• [REQUIRED TASK]: Search the material for the string "hyväksytty", then return every line where it is found.

[Data records]
-*-
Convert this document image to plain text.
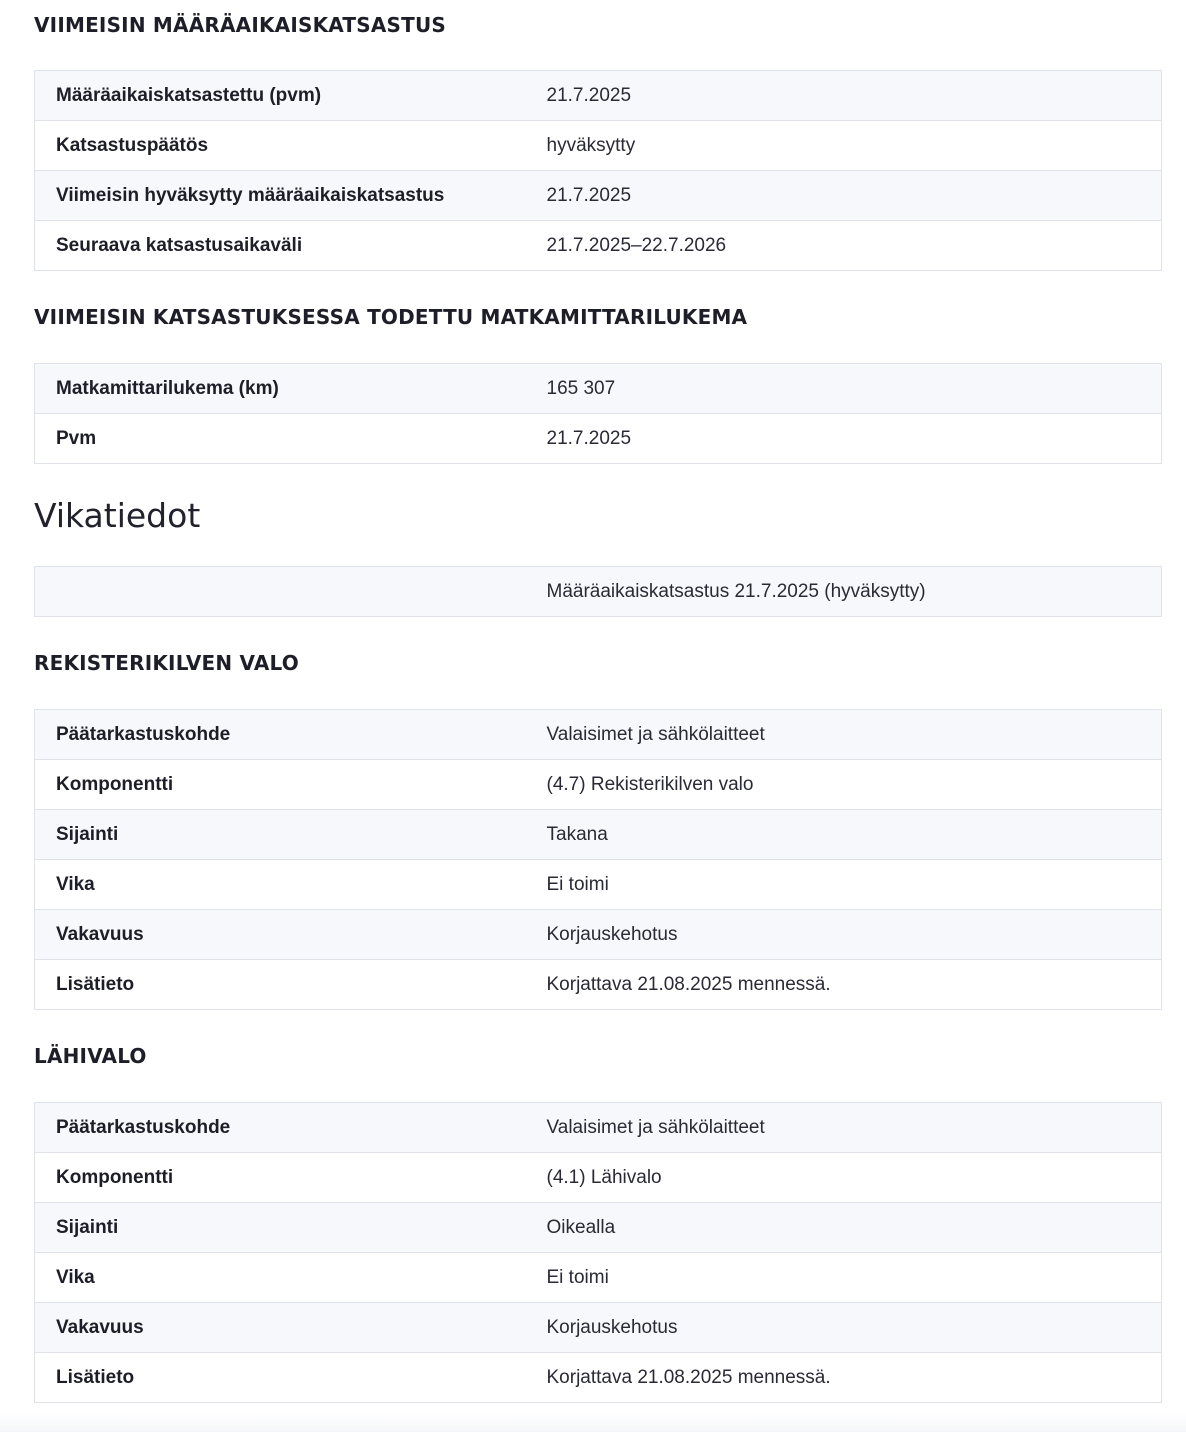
VIIMEISIN MÄÄRÄAIKAISKATSASTUS
Määräaikaiskatsastettu (pvm)	21.7.2025
Katsastuspäätös	hyväksytty
Viimeisin hyväksytty määräaikaiskatsastus	21.7.2025
Seuraava katsastusaikaväli	21.7.2025–22.7.2026
VIIMEISIN KATSASTUKSESSA TODETTU MATKAMITTARILUKEMA
Matkamittarilukema (km)	165 307
Pvm	21.7.2025
Vikatiedot
	Määräaikaiskatsastus 21.7.2025 (hyväksytty)
REKISTERIKILVEN VALO
Päätarkastuskohde	Valaisimet ja sähkölaitteet
Komponentti	(4.7) Rekisterikilven valo
Sijainti	Takana
Vika	Ei toimi
Vakavuus	Korjauskehotus
Lisätieto	Korjattava 21.08.2025 mennessä.
LÄHIVALO
Päätarkastuskohde	Valaisimet ja sähkölaitteet
Komponentti	(4.1) Lähivalo
Sijainti	Oikealla
Vika	Ei toimi
Vakavuus	Korjauskehotus
Lisätieto	Korjattava 21.08.2025 mennessä.
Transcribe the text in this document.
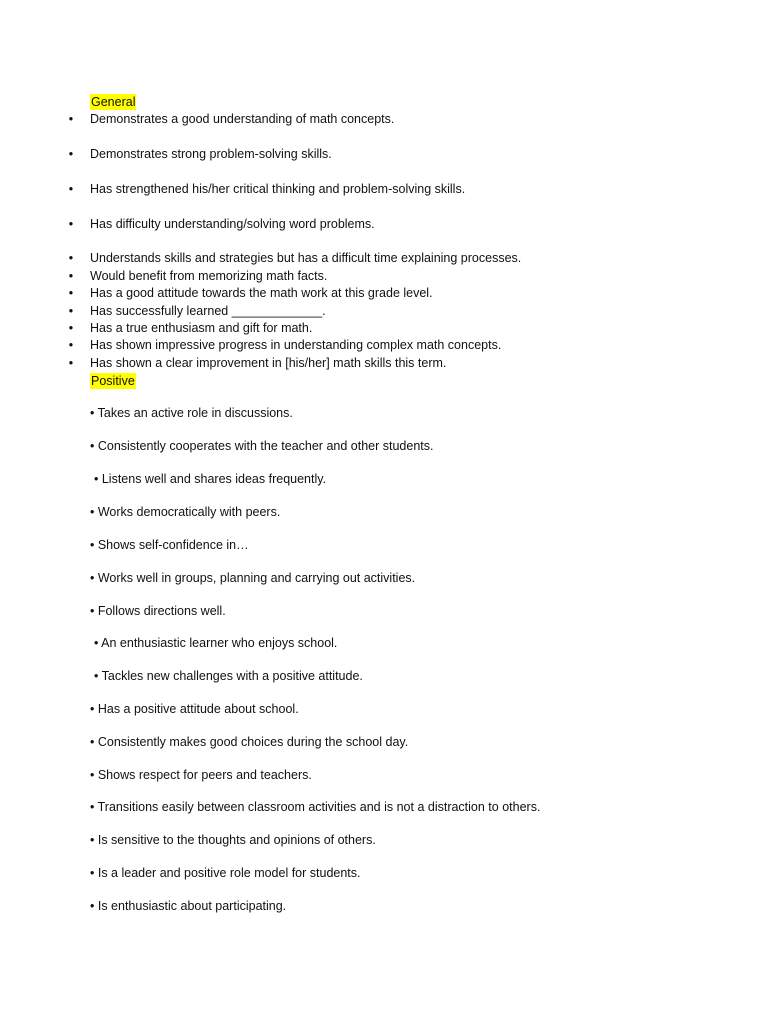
General
• Demonstrates a good understanding of math concepts.
• Demonstrates strong problem-solving skills.
• Has strengthened his/her critical thinking and problem-solving skills.
• Has difficulty understanding/solving word problems.
• Understands skills and strategies but has a difficult time explaining processes.
• Would benefit from memorizing math facts.
• Has a good attitude towards the math work at this grade level.
• Has successfully learned _____________.
• Has a true enthusiasm and gift for math.
• Has shown impressive progress in understanding complex math concepts.
• Has shown a clear improvement in [his/her] math skills this term.
Positive
• Takes an active role in discussions.
• Consistently cooperates with the teacher and other students.
• Listens well and shares ideas frequently.
• Works democratically with peers.
• Shows self-confidence in…
• Works well in groups, planning and carrying out activities.
• Follows directions well.
• An enthusiastic learner who enjoys school.
• Tackles new challenges with a positive attitude.
• Has a positive attitude about school.
• Consistently makes good choices during the school day.
• Shows respect for peers and teachers.
• Transitions easily between classroom activities and is not a distraction to others.
• Is sensitive to the thoughts and opinions of others.
• Is a leader and positive role model for students.
• Is enthusiastic about participating.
-*-
• [EXPECTED ANSWER]:
Katsastuspäätös	hyväksytty
Viimeisin hyväksytty määräaikaiskatsastus	21.7.2025
	Määräaikaiskatsastus 21.7.2025 (hyväksytty)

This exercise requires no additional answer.